Read through the records below and copy each line that uses the word "structured".

=== SUPPLIED MATERIAL ===

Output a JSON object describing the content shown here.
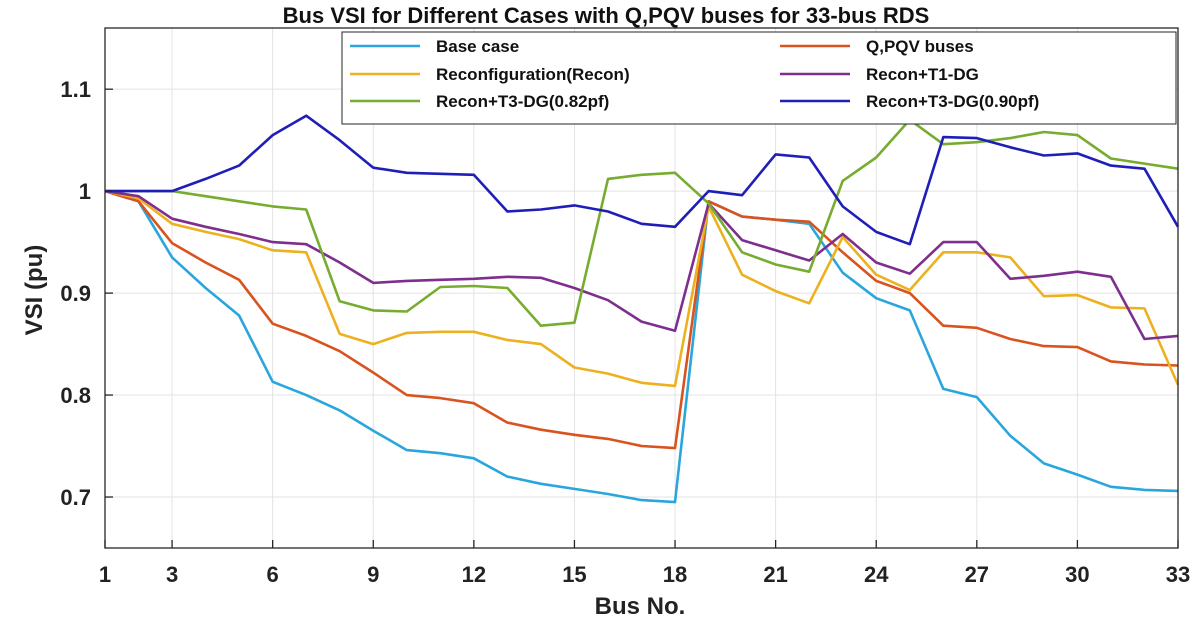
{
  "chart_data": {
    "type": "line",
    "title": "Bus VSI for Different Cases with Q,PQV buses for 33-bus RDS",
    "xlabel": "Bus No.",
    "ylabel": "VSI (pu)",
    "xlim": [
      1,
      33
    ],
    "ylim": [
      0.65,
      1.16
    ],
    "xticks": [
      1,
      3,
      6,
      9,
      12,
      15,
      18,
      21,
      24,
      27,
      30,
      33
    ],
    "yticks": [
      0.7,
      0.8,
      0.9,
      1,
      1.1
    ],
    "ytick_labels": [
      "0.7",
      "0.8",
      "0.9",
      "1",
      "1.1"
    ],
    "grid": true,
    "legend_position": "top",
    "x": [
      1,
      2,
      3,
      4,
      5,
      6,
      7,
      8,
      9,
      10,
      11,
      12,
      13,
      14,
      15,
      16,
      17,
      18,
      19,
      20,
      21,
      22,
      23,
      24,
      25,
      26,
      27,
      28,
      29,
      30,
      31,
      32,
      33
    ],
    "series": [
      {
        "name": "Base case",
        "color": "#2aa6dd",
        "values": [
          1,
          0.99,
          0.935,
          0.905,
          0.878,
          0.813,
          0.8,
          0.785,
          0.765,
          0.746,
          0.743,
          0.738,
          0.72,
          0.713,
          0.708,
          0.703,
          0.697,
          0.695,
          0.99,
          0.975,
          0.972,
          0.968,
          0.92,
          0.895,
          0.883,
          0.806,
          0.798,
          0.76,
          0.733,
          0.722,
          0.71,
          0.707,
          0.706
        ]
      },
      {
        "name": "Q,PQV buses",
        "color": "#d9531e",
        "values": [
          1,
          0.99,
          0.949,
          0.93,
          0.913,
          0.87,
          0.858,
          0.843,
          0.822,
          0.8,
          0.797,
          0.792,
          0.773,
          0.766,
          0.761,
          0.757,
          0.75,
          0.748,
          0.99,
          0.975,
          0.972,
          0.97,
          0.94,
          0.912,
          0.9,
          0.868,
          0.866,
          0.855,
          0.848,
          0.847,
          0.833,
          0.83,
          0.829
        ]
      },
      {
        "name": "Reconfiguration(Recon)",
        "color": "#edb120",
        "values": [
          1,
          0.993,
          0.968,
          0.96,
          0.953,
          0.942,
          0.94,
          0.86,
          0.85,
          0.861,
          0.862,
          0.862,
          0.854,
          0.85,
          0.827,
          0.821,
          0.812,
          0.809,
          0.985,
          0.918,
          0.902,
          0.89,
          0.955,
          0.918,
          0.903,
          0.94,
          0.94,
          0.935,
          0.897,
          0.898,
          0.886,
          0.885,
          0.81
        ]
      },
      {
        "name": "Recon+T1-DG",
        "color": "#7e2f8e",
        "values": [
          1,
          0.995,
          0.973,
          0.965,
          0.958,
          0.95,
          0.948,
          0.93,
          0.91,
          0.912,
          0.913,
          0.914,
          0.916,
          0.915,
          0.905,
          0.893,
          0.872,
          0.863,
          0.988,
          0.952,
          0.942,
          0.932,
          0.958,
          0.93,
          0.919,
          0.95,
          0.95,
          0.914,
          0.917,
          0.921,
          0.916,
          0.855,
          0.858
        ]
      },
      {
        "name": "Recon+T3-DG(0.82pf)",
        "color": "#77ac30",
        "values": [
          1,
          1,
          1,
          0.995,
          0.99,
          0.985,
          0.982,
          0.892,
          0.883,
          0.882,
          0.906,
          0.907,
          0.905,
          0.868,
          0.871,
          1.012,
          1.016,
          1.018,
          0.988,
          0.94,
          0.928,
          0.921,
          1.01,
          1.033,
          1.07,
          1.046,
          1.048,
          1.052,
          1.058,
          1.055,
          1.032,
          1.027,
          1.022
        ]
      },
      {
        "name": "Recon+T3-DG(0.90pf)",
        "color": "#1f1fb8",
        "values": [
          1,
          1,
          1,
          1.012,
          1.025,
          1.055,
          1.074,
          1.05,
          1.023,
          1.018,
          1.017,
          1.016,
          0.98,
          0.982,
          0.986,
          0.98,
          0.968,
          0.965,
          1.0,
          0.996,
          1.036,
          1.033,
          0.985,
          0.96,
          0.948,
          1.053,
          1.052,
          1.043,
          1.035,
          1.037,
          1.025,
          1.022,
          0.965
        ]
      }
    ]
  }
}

===
=== SUPPLIED MATERIAL ===

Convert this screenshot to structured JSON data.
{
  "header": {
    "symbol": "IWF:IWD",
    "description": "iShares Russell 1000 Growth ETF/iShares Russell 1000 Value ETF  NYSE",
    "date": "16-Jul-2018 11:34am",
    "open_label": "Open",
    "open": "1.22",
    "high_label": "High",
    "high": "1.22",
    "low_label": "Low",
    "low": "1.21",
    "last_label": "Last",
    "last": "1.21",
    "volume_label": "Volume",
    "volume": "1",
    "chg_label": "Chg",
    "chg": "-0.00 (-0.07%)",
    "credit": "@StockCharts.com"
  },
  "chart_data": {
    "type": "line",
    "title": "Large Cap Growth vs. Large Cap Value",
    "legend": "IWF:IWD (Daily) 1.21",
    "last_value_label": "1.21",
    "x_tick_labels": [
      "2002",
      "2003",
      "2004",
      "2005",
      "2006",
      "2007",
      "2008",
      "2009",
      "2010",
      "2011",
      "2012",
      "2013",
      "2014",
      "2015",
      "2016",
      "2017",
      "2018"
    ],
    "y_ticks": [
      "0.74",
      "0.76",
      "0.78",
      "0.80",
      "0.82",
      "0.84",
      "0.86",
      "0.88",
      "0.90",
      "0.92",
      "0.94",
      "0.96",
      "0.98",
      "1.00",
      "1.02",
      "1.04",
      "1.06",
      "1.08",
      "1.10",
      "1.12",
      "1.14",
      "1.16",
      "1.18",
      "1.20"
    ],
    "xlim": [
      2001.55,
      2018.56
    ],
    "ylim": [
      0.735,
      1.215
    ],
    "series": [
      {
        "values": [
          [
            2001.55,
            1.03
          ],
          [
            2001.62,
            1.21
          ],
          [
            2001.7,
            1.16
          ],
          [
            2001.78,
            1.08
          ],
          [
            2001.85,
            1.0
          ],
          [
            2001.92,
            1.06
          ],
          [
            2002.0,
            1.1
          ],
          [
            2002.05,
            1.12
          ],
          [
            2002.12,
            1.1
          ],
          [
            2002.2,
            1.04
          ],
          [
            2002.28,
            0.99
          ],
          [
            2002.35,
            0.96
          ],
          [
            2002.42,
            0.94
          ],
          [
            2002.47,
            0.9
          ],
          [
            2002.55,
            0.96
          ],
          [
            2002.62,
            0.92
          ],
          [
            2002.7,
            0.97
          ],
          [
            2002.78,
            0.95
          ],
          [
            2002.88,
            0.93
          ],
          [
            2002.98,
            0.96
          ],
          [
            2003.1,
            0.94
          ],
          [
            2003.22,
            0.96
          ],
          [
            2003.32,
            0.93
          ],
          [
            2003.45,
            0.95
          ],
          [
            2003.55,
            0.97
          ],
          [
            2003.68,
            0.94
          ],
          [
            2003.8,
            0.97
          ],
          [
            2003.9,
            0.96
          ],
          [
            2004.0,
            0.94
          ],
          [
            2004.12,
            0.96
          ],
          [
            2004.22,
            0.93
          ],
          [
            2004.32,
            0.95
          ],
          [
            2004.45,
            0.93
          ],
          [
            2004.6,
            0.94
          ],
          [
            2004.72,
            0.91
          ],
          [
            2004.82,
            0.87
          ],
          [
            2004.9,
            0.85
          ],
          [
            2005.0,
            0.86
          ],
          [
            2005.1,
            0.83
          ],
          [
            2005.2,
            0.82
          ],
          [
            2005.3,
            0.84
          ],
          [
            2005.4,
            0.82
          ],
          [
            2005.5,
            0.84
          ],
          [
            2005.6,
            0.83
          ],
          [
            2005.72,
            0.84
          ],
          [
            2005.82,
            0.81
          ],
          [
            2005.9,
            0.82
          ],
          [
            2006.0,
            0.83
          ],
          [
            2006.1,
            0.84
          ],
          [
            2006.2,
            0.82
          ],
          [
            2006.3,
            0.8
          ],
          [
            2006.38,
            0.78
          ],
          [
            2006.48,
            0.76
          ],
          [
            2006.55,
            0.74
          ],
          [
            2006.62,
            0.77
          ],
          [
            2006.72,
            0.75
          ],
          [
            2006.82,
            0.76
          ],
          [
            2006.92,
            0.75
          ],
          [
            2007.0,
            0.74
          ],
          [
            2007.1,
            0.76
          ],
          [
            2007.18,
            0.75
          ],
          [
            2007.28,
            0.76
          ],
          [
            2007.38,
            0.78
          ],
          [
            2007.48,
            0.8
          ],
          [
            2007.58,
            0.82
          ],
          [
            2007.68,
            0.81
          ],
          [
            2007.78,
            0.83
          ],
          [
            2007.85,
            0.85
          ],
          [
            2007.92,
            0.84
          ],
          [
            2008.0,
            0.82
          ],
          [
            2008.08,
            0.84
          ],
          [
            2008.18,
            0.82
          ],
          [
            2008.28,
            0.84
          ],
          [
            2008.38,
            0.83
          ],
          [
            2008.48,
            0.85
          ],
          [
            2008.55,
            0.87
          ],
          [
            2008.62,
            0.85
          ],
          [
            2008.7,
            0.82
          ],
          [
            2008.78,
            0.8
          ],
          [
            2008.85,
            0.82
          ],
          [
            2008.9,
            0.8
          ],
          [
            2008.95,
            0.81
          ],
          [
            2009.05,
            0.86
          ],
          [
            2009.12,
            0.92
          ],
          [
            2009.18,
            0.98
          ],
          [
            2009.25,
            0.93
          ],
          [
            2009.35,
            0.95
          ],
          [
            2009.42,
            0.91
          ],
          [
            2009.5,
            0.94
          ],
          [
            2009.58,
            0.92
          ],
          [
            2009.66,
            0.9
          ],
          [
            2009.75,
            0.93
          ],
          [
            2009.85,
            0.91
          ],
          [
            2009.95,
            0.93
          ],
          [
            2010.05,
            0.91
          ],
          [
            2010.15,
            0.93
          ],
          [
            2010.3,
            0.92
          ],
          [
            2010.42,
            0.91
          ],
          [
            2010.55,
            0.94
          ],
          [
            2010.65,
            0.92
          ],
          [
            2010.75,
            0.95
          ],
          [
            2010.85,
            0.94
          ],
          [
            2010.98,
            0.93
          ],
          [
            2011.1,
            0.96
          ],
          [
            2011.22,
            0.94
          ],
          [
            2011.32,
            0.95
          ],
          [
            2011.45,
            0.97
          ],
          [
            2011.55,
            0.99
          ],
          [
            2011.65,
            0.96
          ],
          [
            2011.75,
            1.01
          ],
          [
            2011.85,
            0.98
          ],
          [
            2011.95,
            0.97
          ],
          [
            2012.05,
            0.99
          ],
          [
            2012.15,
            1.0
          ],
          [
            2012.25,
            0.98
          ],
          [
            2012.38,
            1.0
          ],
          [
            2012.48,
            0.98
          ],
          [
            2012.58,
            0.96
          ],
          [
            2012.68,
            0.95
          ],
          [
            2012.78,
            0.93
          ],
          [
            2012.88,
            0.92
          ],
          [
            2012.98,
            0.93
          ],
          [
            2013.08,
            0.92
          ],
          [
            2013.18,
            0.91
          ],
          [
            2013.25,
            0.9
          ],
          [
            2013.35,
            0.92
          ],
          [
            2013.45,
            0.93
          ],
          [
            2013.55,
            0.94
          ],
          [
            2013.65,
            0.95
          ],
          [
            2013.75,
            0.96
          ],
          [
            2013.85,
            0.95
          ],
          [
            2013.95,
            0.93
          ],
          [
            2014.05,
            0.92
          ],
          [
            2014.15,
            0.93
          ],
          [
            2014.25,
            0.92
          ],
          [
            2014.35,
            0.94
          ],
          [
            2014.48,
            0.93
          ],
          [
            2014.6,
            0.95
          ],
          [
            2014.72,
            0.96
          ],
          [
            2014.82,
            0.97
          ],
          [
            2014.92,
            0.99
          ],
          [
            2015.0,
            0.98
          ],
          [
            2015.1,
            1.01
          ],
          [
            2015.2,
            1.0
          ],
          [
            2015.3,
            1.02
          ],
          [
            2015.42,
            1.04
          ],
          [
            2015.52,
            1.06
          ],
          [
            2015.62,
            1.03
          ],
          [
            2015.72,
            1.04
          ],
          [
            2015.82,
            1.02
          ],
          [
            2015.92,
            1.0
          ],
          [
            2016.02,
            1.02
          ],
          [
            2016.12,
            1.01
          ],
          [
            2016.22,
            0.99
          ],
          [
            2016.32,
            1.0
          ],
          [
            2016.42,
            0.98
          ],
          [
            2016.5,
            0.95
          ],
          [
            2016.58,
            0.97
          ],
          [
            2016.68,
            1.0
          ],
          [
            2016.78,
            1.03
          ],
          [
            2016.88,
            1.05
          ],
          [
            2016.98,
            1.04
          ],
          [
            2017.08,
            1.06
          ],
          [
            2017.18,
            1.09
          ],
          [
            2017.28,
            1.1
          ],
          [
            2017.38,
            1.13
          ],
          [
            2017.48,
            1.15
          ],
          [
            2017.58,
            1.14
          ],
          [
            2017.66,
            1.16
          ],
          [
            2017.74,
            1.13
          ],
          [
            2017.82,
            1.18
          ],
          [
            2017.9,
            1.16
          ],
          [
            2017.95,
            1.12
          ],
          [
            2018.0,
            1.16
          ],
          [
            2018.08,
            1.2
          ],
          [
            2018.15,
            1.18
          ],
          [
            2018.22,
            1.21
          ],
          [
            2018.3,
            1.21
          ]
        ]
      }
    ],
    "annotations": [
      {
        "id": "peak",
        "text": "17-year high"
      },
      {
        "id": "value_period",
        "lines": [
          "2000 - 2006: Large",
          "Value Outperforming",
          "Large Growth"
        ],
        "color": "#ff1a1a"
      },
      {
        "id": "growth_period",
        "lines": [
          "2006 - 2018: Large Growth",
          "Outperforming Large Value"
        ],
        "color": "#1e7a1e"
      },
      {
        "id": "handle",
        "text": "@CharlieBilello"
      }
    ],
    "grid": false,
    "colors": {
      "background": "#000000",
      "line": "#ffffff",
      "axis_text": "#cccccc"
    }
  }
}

===
=== SUPPLIED MATERIAL ===

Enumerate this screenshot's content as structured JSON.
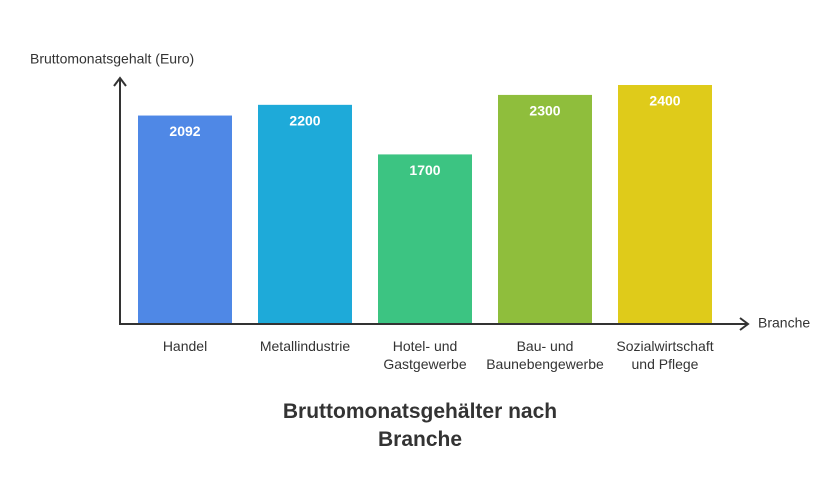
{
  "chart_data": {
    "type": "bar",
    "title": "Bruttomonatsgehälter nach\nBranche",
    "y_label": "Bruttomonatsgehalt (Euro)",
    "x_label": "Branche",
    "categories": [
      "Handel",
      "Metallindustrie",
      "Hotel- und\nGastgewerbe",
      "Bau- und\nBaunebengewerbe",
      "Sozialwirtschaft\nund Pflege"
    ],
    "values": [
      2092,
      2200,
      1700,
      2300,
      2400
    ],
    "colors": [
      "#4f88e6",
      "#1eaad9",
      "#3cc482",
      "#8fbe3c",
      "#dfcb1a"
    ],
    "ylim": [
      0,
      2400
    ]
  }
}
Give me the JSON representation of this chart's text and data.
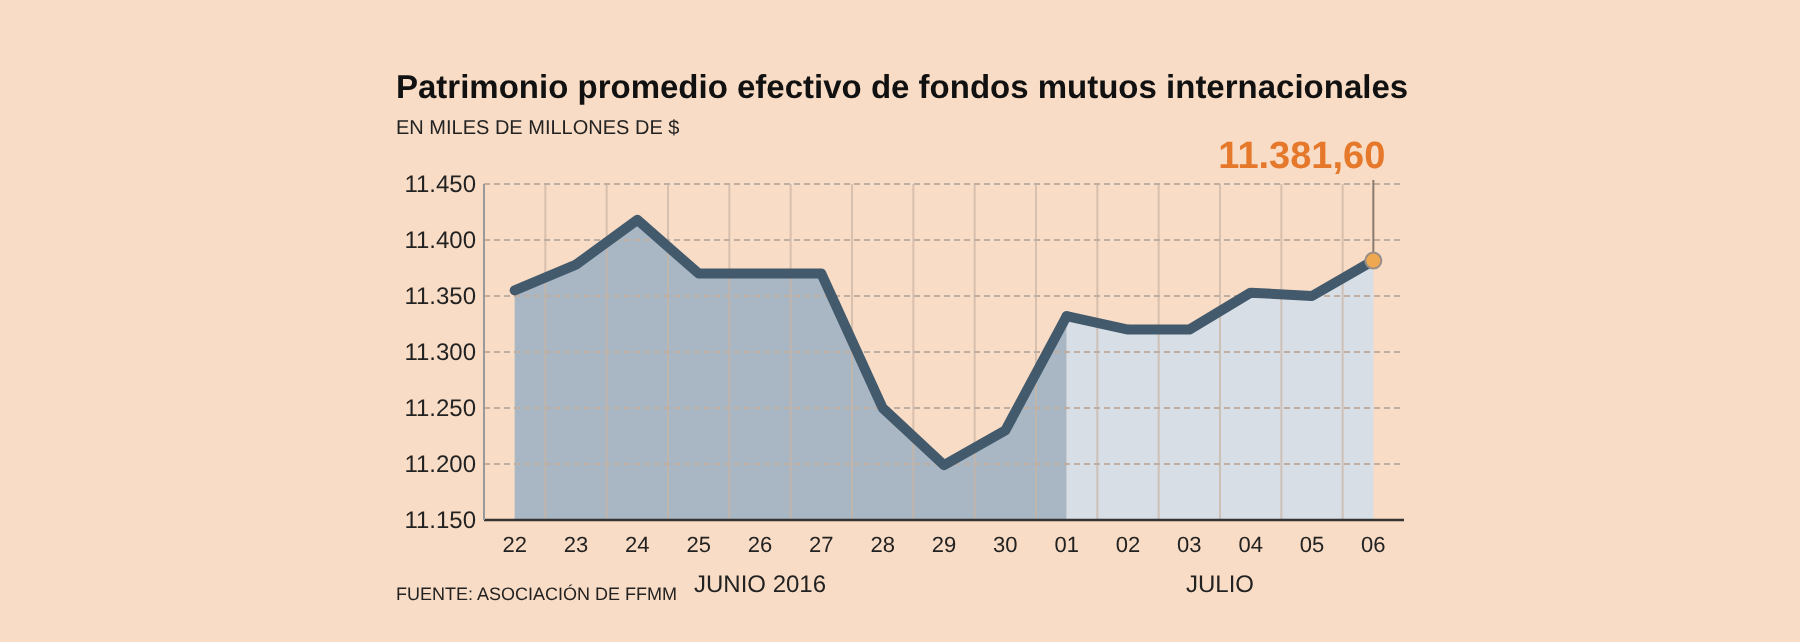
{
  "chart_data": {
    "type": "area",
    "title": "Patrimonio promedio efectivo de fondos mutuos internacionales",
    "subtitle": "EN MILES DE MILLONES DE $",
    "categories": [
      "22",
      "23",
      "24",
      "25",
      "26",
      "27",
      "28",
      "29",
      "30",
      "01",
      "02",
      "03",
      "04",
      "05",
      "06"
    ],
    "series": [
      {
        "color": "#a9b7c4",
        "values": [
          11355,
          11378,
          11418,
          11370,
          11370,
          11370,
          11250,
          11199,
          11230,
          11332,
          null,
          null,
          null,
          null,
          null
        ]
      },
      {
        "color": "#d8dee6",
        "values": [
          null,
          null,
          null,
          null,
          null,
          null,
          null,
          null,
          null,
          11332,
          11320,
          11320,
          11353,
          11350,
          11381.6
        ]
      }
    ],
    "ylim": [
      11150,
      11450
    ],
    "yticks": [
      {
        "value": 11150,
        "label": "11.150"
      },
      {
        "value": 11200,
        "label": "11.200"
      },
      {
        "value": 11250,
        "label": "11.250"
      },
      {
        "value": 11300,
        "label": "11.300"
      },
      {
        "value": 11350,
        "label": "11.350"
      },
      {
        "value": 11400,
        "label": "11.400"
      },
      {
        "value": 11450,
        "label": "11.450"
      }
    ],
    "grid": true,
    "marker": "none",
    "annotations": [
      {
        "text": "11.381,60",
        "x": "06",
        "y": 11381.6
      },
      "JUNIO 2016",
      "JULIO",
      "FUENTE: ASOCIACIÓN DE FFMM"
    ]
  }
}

===

ANSWER IN FULL ->
Convert this screenshot to structured JSON data.
Enumerate this screenshot's content as structured JSON.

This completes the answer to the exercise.